Records that describe figures
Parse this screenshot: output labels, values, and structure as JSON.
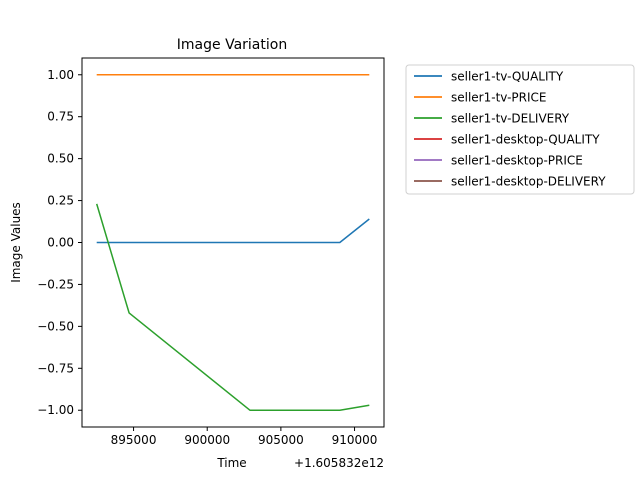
{
  "chart_data": {
    "type": "line",
    "title": "Image Variation",
    "xlabel": "Time",
    "ylabel": "Image Values",
    "x_offset_label": "+1.605832e12",
    "xlim": [
      891500,
      912000
    ],
    "ylim": [
      -1.1,
      1.1
    ],
    "x_ticks": [
      895000,
      900000,
      905000,
      910000
    ],
    "x_tick_labels": [
      "895000",
      "900000",
      "905000",
      "910000"
    ],
    "y_ticks": [
      1.0,
      0.75,
      0.5,
      0.25,
      0.0,
      -0.25,
      -0.5,
      -0.75,
      -1.0
    ],
    "y_tick_labels": [
      "1.00",
      "0.75",
      "0.50",
      "0.25",
      "0.00",
      "−0.25",
      "−0.50",
      "−0.75",
      "−1.00"
    ],
    "grid": false,
    "legend_position": "outside-right",
    "series": [
      {
        "name": "seller1-tv-QUALITY",
        "color": "#1f77b4",
        "x": [
          892500,
          909000,
          911000
        ],
        "y": [
          0.0,
          0.0,
          0.14
        ]
      },
      {
        "name": "seller1-tv-PRICE",
        "color": "#ff7f0e",
        "x": [
          892500,
          911000
        ],
        "y": [
          1.0,
          1.0
        ]
      },
      {
        "name": "seller1-tv-DELIVERY",
        "color": "#2ca02c",
        "x": [
          892500,
          894700,
          902900,
          909000,
          911000
        ],
        "y": [
          0.23,
          -0.42,
          -1.0,
          -1.0,
          -0.97
        ]
      },
      {
        "name": "seller1-desktop-QUALITY",
        "color": "#d62728",
        "x": [],
        "y": []
      },
      {
        "name": "seller1-desktop-PRICE",
        "color": "#9467bd",
        "x": [],
        "y": []
      },
      {
        "name": "seller1-desktop-DELIVERY",
        "color": "#8c564b",
        "x": [],
        "y": []
      }
    ]
  }
}
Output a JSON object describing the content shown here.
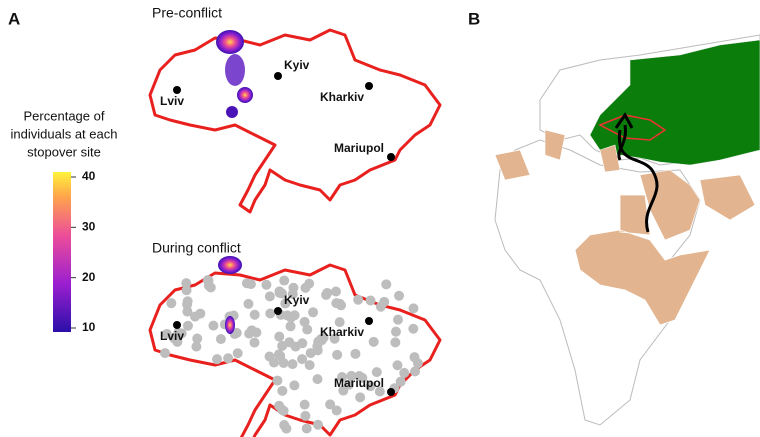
{
  "panel_a": {
    "label": "A",
    "legend": {
      "title": [
        "Percentage of",
        "individuals at each",
        "stopover site"
      ],
      "ticks": [
        10,
        20,
        30,
        40
      ]
    },
    "maps": [
      {
        "title": "Pre-conflict",
        "cities": [
          "Kyiv",
          "Lviv",
          "Kharkiv",
          "Mariupol"
        ]
      },
      {
        "title": "During conflict",
        "cities": [
          "Kyiv",
          "Lviv",
          "Kharkiv",
          "Mariupol"
        ]
      }
    ]
  },
  "panel_b": {
    "label": "B"
  }
}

YOUR OBJECTIVE:
Reproduce the entries above without change, omitting all pictures.

SOLVED PROBLEM:
Parse this screenshot: output labels, values, and structure as JSON.
{
  "chart_data": {
    "type": "line",
    "title": "Image Variation",
    "xlabel": "Time",
    "ylabel": "Image Values",
    "x_offset_label": "+1.605832e12",
    "xlim": [
      891500,
      912000
    ],
    "ylim": [
      -1.1,
      1.1
    ],
    "x_ticks": [
      895000,
      900000,
      905000,
      910000
    ],
    "x_tick_labels": [
      "895000",
      "900000",
      "905000",
      "910000"
    ],
    "y_ticks": [
      1.0,
      0.75,
      0.5,
      0.25,
      0.0,
      -0.25,
      -0.5,
      -0.75,
      -1.0
    ],
    "y_tick_labels": [
      "1.00",
      "0.75",
      "0.50",
      "0.25",
      "0.00",
      "−0.25",
      "−0.50",
      "−0.75",
      "−1.00"
    ],
    "grid": false,
    "legend_position": "outside-right",
    "series": [
      {
        "name": "seller1-tv-QUALITY",
        "color": "#1f77b4",
        "x": [
          892500,
          909000,
          911000
        ],
        "y": [
          0.0,
          0.0,
          0.14
        ]
      },
      {
        "name": "seller1-tv-PRICE",
        "color": "#ff7f0e",
        "x": [
          892500,
          911000
        ],
        "y": [
          1.0,
          1.0
        ]
      },
      {
        "name": "seller1-tv-DELIVERY",
        "color": "#2ca02c",
        "x": [
          892500,
          894700,
          902900,
          909000,
          911000
        ],
        "y": [
          0.23,
          -0.42,
          -1.0,
          -1.0,
          -0.97
        ]
      },
      {
        "name": "seller1-desktop-QUALITY",
        "color": "#d62728",
        "x": [],
        "y": []
      },
      {
        "name": "seller1-desktop-PRICE",
        "color": "#9467bd",
        "x": [],
        "y": []
      },
      {
        "name": "seller1-desktop-DELIVERY",
        "color": "#8c564b",
        "x": [],
        "y": []
      }
    ]
  }
}
Output a JSON object describing the content shown here.
{
  "panel_a": {
    "label": "A",
    "legend": {
      "title": [
        "Percentage of",
        "individuals at each",
        "stopover site"
      ],
      "ticks": [
        10,
        20,
        30,
        40
      ]
    },
    "maps": [
      {
        "title": "Pre-conflict",
        "cities": [
          "Kyiv",
          "Lviv",
          "Kharkiv",
          "Mariupol"
        ]
      },
      {
        "title": "During conflict",
        "cities": [
          "Kyiv",
          "Lviv",
          "Kharkiv",
          "Mariupol"
        ]
      }
    ]
  },
  "panel_b": {
    "label": "B"
  }
}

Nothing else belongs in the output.